- _Records for the exercise_:
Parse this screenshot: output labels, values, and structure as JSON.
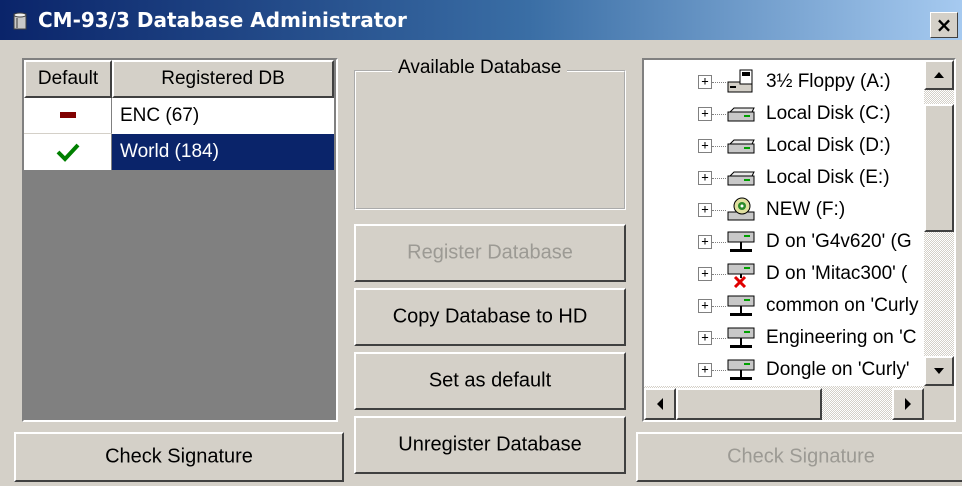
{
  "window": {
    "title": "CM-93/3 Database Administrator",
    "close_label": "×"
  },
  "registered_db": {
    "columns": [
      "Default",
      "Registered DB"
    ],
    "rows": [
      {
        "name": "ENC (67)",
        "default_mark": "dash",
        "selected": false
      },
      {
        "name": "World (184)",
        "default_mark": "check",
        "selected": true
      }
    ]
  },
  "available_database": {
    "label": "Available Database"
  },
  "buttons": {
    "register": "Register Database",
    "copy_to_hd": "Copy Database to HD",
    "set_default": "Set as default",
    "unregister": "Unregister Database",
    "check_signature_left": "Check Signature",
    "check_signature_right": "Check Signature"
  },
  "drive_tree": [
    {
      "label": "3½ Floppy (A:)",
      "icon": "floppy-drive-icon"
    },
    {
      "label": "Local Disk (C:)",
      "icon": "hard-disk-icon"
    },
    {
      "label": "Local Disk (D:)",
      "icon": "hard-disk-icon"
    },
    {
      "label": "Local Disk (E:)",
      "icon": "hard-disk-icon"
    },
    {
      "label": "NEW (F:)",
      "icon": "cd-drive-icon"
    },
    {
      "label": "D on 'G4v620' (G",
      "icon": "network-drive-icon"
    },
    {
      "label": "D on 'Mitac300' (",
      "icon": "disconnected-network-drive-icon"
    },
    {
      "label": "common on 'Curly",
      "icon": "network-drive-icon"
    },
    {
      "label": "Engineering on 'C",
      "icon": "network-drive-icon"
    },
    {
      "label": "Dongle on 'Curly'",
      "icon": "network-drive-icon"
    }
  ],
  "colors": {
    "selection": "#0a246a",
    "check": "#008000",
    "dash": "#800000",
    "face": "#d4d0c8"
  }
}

--

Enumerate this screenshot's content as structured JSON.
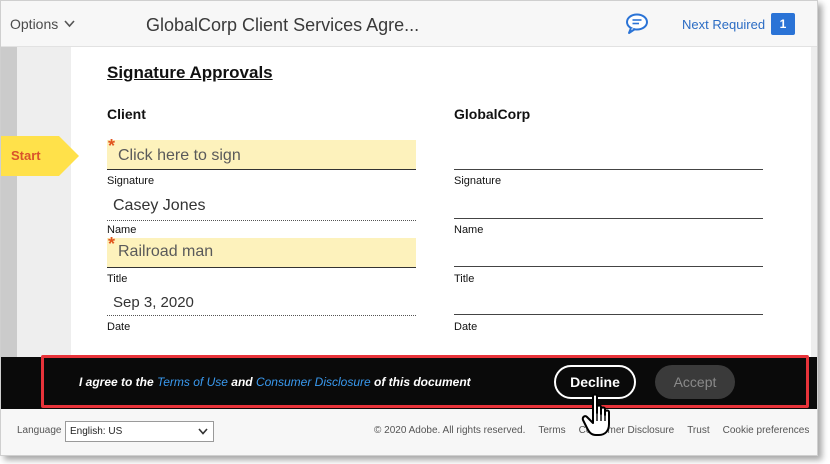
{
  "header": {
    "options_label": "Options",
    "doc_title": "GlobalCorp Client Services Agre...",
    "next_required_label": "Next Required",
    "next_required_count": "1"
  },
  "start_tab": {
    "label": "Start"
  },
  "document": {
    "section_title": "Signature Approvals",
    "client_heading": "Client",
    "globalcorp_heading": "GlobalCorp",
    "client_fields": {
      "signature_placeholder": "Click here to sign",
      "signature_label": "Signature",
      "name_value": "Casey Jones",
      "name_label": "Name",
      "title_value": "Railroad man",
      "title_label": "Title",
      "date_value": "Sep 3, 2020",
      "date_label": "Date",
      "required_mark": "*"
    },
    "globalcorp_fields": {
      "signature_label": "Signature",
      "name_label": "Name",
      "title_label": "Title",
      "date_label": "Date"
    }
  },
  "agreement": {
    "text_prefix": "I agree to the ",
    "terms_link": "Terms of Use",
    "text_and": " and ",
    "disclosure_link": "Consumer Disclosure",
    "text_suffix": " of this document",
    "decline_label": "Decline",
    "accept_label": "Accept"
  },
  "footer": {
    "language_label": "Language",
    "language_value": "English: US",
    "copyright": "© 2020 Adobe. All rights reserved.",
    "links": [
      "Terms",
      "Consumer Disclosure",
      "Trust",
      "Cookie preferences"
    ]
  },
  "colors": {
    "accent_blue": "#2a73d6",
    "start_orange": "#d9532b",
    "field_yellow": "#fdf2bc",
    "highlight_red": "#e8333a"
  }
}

- _What you should do_: Using the listing above, return all lines where the word "JSON" occurs.

- _Final answer_:
Parse this screenshot: output labels, values, and structure as JSON.
Enumerate this screenshot's content as structured JSON.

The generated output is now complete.